* ENTRIES SUPPLIED
========

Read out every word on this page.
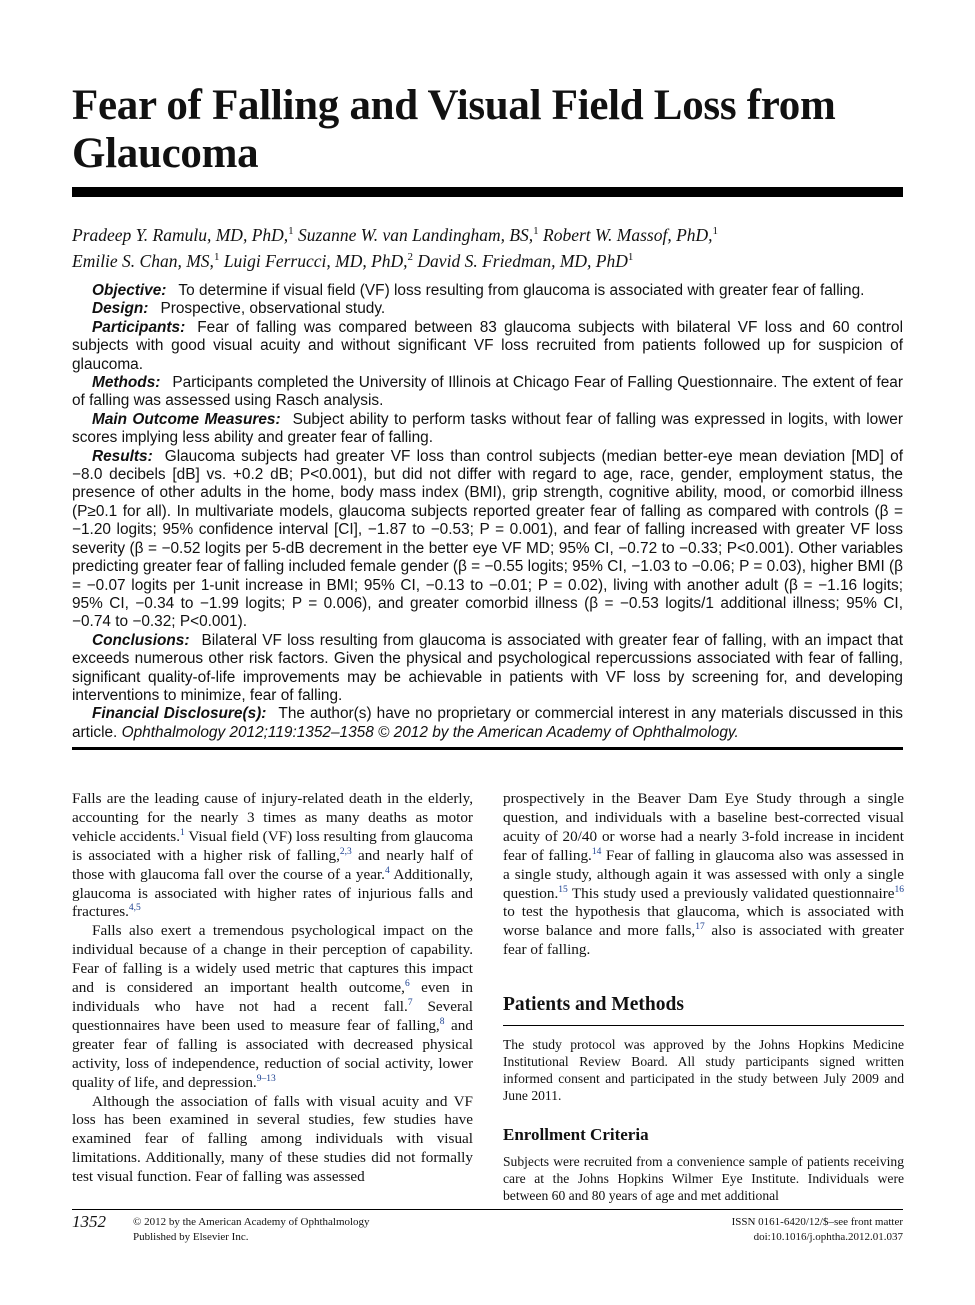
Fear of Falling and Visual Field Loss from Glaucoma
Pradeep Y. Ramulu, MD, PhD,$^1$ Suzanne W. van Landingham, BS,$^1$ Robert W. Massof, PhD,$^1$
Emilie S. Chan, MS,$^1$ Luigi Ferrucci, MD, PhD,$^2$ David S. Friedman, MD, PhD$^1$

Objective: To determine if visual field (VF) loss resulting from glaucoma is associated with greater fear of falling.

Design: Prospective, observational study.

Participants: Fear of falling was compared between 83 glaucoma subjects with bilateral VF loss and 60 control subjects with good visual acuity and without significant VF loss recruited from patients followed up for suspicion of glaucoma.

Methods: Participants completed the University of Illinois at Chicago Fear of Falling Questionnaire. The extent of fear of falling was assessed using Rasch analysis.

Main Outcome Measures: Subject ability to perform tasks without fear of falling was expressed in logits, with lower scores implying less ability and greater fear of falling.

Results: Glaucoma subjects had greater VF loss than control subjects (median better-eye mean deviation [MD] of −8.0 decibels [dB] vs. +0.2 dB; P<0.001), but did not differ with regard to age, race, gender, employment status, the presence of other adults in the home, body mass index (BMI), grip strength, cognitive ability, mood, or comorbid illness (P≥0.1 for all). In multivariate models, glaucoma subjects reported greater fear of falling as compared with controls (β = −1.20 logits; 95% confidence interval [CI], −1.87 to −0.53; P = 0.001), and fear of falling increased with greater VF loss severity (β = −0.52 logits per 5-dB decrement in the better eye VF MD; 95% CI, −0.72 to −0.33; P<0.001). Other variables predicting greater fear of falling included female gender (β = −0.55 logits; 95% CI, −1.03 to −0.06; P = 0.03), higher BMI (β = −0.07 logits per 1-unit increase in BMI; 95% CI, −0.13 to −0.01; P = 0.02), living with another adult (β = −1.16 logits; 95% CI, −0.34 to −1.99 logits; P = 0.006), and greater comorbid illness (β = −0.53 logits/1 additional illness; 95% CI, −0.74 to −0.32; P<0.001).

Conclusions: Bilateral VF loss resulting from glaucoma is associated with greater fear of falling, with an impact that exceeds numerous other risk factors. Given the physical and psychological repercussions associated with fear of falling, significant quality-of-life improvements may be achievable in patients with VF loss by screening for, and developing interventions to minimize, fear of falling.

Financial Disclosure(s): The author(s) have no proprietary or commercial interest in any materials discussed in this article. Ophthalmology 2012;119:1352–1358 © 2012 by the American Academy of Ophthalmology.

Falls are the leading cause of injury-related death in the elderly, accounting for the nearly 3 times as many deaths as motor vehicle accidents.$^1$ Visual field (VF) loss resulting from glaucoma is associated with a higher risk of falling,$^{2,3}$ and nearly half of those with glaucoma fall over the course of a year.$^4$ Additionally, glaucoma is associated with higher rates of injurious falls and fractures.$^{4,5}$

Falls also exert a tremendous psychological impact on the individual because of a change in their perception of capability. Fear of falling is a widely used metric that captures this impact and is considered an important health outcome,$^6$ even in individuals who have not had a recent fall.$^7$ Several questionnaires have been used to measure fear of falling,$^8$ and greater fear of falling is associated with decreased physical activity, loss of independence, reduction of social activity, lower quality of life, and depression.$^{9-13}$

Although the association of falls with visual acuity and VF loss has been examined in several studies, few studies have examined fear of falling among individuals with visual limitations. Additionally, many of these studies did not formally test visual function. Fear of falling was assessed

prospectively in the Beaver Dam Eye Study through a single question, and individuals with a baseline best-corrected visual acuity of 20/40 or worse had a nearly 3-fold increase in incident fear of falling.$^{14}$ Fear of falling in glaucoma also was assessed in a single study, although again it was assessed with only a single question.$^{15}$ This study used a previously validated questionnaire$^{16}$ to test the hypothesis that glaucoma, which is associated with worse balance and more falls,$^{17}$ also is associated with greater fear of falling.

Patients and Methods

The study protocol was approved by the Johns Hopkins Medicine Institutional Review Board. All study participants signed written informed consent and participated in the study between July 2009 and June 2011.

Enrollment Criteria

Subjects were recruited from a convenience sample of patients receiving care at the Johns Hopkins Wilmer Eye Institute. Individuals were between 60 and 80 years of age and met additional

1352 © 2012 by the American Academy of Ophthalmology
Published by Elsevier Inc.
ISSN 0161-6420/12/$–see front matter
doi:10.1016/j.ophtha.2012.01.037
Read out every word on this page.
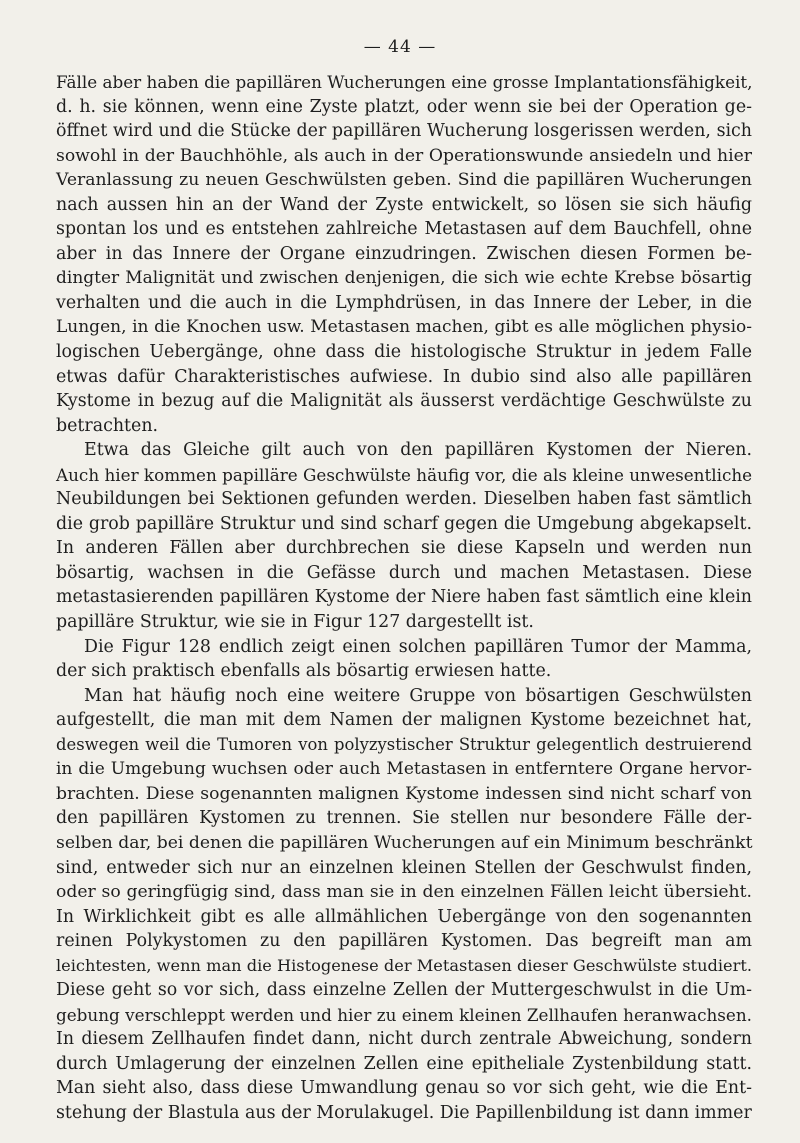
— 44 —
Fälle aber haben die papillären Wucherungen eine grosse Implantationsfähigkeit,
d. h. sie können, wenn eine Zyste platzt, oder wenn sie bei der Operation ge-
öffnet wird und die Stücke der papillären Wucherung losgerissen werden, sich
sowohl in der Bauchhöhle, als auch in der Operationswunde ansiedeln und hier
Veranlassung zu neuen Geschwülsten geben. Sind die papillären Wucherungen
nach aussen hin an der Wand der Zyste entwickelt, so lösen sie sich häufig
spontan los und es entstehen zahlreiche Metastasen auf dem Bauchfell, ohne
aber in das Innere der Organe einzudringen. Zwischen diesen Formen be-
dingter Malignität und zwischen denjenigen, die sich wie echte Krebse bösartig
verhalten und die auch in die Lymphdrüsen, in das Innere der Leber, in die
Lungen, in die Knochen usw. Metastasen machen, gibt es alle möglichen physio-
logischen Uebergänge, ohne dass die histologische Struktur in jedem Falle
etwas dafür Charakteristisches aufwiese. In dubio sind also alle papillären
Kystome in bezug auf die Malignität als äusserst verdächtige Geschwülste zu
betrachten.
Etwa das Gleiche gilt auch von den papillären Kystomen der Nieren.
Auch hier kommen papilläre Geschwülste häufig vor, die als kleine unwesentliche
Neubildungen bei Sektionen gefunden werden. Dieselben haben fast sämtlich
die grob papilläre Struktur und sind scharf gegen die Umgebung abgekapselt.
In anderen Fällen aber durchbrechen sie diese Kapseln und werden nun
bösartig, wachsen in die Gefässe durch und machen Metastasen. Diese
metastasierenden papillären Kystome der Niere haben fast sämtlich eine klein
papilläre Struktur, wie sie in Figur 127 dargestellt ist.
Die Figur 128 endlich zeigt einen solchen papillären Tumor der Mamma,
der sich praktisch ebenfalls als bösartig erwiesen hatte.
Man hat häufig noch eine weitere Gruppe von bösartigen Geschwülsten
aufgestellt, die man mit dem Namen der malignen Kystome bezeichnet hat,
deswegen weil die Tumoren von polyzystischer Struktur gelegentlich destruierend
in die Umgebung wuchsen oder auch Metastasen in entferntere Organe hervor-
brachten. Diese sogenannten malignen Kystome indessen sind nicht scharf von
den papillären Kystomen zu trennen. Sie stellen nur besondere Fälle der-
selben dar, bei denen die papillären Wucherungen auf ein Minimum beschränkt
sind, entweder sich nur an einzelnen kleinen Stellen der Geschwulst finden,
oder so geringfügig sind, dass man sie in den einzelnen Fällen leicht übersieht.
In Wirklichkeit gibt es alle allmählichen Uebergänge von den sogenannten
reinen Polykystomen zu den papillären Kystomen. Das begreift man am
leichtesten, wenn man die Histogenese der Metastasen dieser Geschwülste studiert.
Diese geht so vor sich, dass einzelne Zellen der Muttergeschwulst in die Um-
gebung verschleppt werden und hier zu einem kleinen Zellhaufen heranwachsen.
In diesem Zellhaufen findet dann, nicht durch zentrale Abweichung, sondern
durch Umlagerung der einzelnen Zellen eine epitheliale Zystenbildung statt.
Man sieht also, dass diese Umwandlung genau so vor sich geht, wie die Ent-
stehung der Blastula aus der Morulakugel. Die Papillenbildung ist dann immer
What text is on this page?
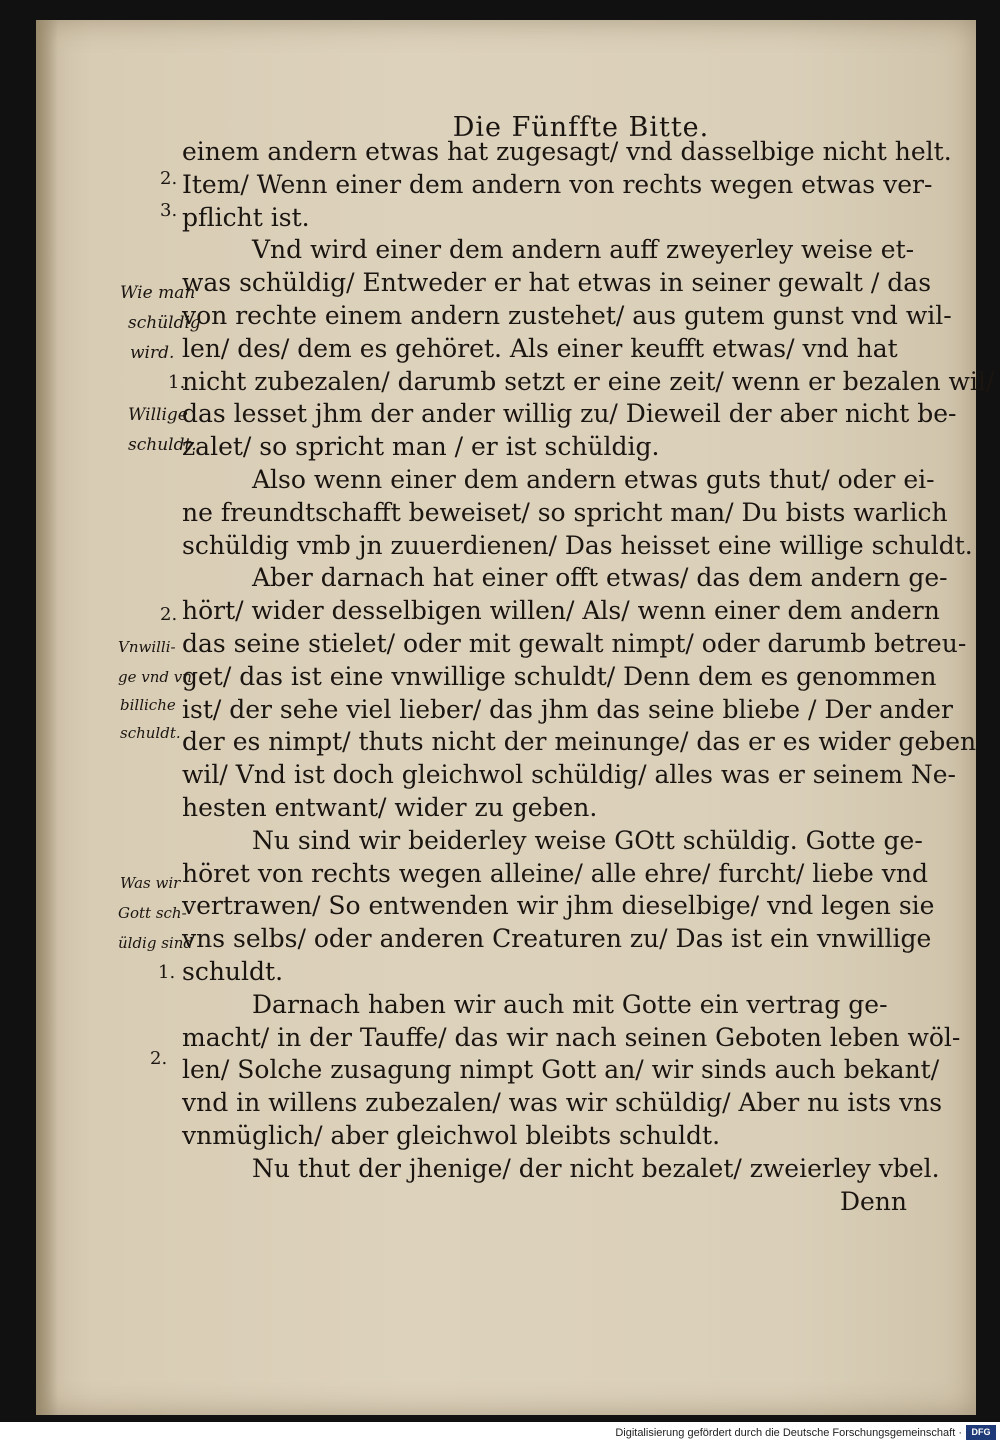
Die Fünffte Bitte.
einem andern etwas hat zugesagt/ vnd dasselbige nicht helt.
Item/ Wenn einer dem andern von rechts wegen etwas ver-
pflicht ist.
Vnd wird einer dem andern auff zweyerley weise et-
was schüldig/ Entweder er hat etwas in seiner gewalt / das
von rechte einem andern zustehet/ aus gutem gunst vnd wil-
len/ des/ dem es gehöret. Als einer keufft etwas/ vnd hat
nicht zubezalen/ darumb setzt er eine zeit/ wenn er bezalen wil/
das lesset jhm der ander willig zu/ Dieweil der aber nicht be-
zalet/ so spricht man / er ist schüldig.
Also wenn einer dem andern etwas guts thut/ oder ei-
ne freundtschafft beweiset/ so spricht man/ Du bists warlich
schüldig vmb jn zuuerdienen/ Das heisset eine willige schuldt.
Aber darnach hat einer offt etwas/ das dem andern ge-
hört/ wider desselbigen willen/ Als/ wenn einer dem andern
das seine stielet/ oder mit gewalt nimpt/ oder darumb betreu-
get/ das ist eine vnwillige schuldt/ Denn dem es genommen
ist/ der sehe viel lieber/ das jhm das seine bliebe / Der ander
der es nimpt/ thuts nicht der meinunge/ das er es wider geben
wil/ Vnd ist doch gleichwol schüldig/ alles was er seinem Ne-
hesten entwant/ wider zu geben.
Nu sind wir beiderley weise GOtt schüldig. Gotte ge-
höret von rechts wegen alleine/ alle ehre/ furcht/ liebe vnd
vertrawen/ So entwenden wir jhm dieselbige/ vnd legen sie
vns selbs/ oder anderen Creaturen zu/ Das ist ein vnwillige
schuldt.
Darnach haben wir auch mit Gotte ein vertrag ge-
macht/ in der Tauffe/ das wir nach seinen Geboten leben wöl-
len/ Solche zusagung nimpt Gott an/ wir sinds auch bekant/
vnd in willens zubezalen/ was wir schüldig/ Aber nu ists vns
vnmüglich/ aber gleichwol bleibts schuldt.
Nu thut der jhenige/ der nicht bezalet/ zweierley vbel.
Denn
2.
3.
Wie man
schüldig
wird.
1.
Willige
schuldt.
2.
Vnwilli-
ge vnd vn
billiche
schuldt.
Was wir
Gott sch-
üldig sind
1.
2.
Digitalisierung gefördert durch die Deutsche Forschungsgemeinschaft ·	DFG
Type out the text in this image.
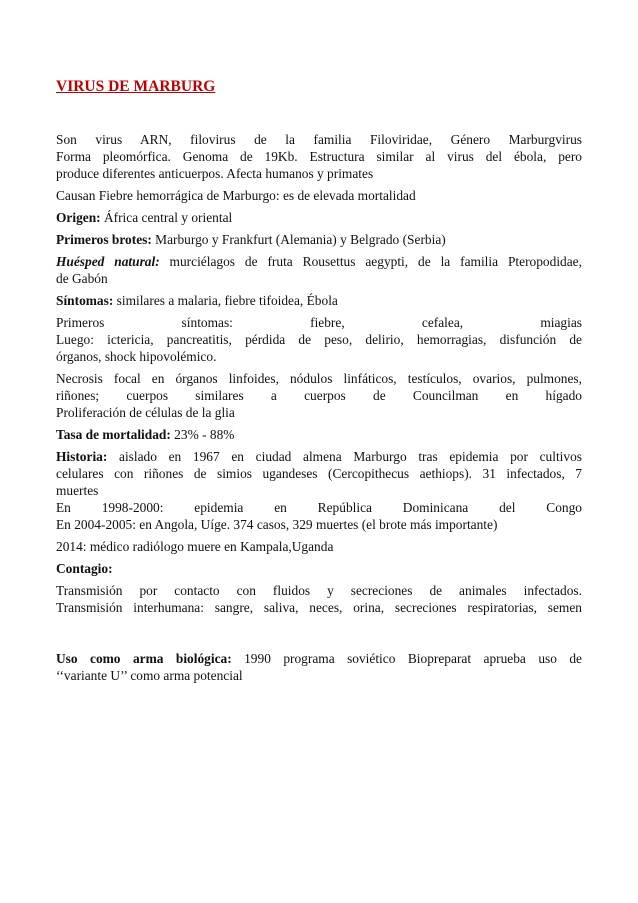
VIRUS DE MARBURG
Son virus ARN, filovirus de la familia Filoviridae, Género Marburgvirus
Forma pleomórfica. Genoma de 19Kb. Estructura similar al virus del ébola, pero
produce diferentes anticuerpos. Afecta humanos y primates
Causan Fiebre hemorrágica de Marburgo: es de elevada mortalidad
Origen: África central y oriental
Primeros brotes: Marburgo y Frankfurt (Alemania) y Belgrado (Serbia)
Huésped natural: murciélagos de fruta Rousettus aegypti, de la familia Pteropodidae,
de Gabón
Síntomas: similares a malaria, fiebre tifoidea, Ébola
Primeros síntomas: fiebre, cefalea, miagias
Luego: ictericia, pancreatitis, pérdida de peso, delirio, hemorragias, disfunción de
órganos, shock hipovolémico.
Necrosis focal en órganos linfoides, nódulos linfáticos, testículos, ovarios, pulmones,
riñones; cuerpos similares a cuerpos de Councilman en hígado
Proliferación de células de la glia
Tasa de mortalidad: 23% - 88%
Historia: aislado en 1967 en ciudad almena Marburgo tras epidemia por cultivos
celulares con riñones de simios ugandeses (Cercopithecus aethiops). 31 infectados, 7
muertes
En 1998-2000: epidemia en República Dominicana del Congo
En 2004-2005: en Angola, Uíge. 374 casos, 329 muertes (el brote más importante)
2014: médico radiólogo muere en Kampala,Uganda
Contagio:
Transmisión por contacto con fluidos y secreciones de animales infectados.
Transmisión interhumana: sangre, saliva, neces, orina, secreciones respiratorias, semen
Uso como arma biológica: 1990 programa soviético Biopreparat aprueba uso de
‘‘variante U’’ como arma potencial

========

Your answer should be the lines of the records that include the word "Malignität".

dingter Malignität und zwischen denjenigen, die sich wie echte Krebse bösartig
Kystome in bezug auf die Malignität als äusserst verdächtige Geschwülste zu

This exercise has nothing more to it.